— Start Source material —
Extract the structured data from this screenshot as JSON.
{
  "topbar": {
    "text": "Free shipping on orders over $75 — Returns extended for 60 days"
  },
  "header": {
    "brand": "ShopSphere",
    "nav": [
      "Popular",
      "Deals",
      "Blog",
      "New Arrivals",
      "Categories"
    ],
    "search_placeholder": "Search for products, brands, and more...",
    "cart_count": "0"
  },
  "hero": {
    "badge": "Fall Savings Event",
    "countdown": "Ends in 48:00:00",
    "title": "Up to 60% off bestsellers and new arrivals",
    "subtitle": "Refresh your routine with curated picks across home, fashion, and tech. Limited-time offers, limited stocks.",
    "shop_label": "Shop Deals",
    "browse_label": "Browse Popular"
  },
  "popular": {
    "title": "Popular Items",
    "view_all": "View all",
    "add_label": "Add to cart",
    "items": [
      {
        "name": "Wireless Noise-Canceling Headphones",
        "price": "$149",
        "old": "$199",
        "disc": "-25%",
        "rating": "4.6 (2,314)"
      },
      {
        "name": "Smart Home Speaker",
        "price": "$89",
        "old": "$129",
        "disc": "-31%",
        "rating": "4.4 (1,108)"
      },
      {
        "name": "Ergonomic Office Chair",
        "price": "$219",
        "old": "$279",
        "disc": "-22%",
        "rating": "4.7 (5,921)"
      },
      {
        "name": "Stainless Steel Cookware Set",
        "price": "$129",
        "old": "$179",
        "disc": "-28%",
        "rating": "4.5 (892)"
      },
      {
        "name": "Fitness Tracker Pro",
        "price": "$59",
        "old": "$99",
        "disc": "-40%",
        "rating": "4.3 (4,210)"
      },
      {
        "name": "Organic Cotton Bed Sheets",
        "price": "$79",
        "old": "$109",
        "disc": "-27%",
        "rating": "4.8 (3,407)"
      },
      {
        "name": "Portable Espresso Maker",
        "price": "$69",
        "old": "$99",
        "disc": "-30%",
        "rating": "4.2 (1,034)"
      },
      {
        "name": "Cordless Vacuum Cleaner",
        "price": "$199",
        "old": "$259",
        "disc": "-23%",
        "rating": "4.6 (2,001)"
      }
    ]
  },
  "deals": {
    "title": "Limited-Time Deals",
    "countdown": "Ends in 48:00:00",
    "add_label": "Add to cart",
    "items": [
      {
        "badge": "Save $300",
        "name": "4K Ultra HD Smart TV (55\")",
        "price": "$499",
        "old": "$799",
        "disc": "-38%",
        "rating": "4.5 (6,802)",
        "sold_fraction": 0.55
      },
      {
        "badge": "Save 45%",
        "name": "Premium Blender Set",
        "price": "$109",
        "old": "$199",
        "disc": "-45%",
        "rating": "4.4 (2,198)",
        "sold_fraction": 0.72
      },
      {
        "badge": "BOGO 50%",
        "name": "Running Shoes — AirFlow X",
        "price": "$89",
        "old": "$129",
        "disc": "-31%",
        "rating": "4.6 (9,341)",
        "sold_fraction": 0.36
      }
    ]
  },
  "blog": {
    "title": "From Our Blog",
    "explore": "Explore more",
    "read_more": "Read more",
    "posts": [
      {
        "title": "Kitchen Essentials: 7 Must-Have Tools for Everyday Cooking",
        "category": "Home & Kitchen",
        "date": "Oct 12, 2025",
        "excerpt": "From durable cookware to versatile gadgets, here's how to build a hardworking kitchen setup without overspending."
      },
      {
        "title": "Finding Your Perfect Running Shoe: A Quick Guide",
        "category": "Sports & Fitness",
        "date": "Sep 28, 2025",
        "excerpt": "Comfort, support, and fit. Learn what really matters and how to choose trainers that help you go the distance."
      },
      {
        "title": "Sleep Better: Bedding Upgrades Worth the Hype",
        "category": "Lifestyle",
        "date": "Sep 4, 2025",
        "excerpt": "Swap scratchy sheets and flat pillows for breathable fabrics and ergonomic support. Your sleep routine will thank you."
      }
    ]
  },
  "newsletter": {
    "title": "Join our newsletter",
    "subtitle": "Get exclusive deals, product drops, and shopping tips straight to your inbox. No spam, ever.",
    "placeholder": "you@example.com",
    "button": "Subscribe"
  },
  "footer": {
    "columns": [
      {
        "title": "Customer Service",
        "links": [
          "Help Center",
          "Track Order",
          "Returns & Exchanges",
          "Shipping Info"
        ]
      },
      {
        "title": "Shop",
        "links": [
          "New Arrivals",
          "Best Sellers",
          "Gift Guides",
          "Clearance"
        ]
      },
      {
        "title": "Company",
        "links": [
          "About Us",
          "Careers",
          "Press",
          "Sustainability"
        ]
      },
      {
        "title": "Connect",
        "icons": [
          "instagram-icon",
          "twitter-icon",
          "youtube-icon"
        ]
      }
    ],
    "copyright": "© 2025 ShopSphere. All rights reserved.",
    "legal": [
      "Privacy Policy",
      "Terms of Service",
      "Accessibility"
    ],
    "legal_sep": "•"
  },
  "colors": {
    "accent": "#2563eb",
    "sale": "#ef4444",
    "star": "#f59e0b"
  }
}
— End Source material —
* **Directive**: Print every line of the records exactly. Omit nothing.

* **Written solution**:
Extract the structured data from this screenshot as JSON.
{
  "topbar": {
    "text": "Free shipping on orders over $75 — Returns extended for 60 days"
  },
  "header": {
    "brand": "ShopSphere",
    "nav": [
      "Popular",
      "Deals",
      "Blog",
      "New Arrivals",
      "Categories"
    ],
    "search_placeholder": "Search for products, brands, and more...",
    "cart_count": "0"
  },
  "hero": {
    "badge": "Fall Savings Event",
    "countdown": "Ends in 48:00:00",
    "title": "Up to 60% off bestsellers and new arrivals",
    "subtitle": "Refresh your routine with curated picks across home, fashion, and tech. Limited-time offers, limited stocks.",
    "shop_label": "Shop Deals",
    "browse_label": "Browse Popular"
  },
  "popular": {
    "title": "Popular Items",
    "view_all": "View all",
    "add_label": "Add to cart",
    "items": [
      {
        "name": "Wireless Noise-Canceling Headphones",
        "price": "$149",
        "old": "$199",
        "disc": "-25%",
        "rating": "4.6 (2,314)"
      },
      {
        "name": "Smart Home Speaker",
        "price": "$89",
        "old": "$129",
        "disc": "-31%",
        "rating": "4.4 (1,108)"
      },
      {
        "name": "Ergonomic Office Chair",
        "price": "$219",
        "old": "$279",
        "disc": "-22%",
        "rating": "4.7 (5,921)"
      },
      {
        "name": "Stainless Steel Cookware Set",
        "price": "$129",
        "old": "$179",
        "disc": "-28%",
        "rating": "4.5 (892)"
      },
      {
        "name": "Fitness Tracker Pro",
        "price": "$59",
        "old": "$99",
        "disc": "-40%",
        "rating": "4.3 (4,210)"
      },
      {
        "name": "Organic Cotton Bed Sheets",
        "price": "$79",
        "old": "$109",
        "disc": "-27%",
        "rating": "4.8 (3,407)"
      },
      {
        "name": "Portable Espresso Maker",
        "price": "$69",
        "old": "$99",
        "disc": "-30%",
        "rating": "4.2 (1,034)"
      },
      {
        "name": "Cordless Vacuum Cleaner",
        "price": "$199",
        "old": "$259",
        "disc": "-23%",
        "rating": "4.6 (2,001)"
      }
    ]
  },
  "deals": {
    "title": "Limited-Time Deals",
    "countdown": "Ends in 48:00:00",
    "add_label": "Add to cart",
    "items": [
      {
        "badge": "Save $300",
        "name": "4K Ultra HD Smart TV (55\")",
        "price": "$499",
        "old": "$799",
        "disc": "-38%",
        "rating": "4.5 (6,802)",
        "sold_fraction": 0.55
      },
      {
        "badge": "Save 45%",
        "name": "Premium Blender Set",
        "price": "$109",
        "old": "$199",
        "disc": "-45%",
        "rating": "4.4 (2,198)",
        "sold_fraction": 0.72
      },
      {
        "badge": "BOGO 50%",
        "name": "Running Shoes — AirFlow X",
        "price": "$89",
        "old": "$129",
        "disc": "-31%",
        "rating": "4.6 (9,341)",
        "sold_fraction": 0.36
      }
    ]
  },
  "blog": {
    "title": "From Our Blog",
    "explore": "Explore more",
    "read_more": "Read more",
    "posts": [
      {
        "title": "Kitchen Essentials: 7 Must-Have Tools for Everyday Cooking",
        "category": "Home & Kitchen",
        "date": "Oct 12, 2025",
        "excerpt": "From durable cookware to versatile gadgets, here's how to build a hardworking kitchen setup without overspending."
      },
      {
        "title": "Finding Your Perfect Running Shoe: A Quick Guide",
        "category": "Sports & Fitness",
        "date": "Sep 28, 2025",
        "excerpt": "Comfort, support, and fit. Learn what really matters and how to choose trainers that help you go the distance."
      },
      {
        "title": "Sleep Better: Bedding Upgrades Worth the Hype",
        "category": "Lifestyle",
        "date": "Sep 4, 2025",
        "excerpt": "Swap scratchy sheets and flat pillows for breathable fabrics and ergonomic support. Your sleep routine will thank you."
      }
    ]
  },
  "newsletter": {
    "title": "Join our newsletter",
    "subtitle": "Get exclusive deals, product drops, and shopping tips straight to your inbox. No spam, ever.",
    "placeholder": "you@example.com",
    "button": "Subscribe"
  },
  "footer": {
    "columns": [
      {
        "title": "Customer Service",
        "links": [
          "Help Center",
          "Track Order",
          "Returns & Exchanges",
          "Shipping Info"
        ]
      },
      {
        "title": "Shop",
        "links": [
          "New Arrivals",
          "Best Sellers",
          "Gift Guides",
          "Clearance"
        ]
      },
      {
        "title": "Company",
        "links": [
          "About Us",
          "Careers",
          "Press",
          "Sustainability"
        ]
      },
      {
        "title": "Connect",
        "icons": [
          "instagram-icon",
          "twitter-icon",
          "youtube-icon"
        ]
      }
    ],
    "copyright": "© 2025 ShopSphere. All rights reserved.",
    "legal": [
      "Privacy Policy",
      "Terms of Service",
      "Accessibility"
    ],
    "legal_sep": "•"
  },
  "colors": {
    "accent": "#2563eb",
    "sale": "#ef4444",
    "star": "#f59e0b"
  }
}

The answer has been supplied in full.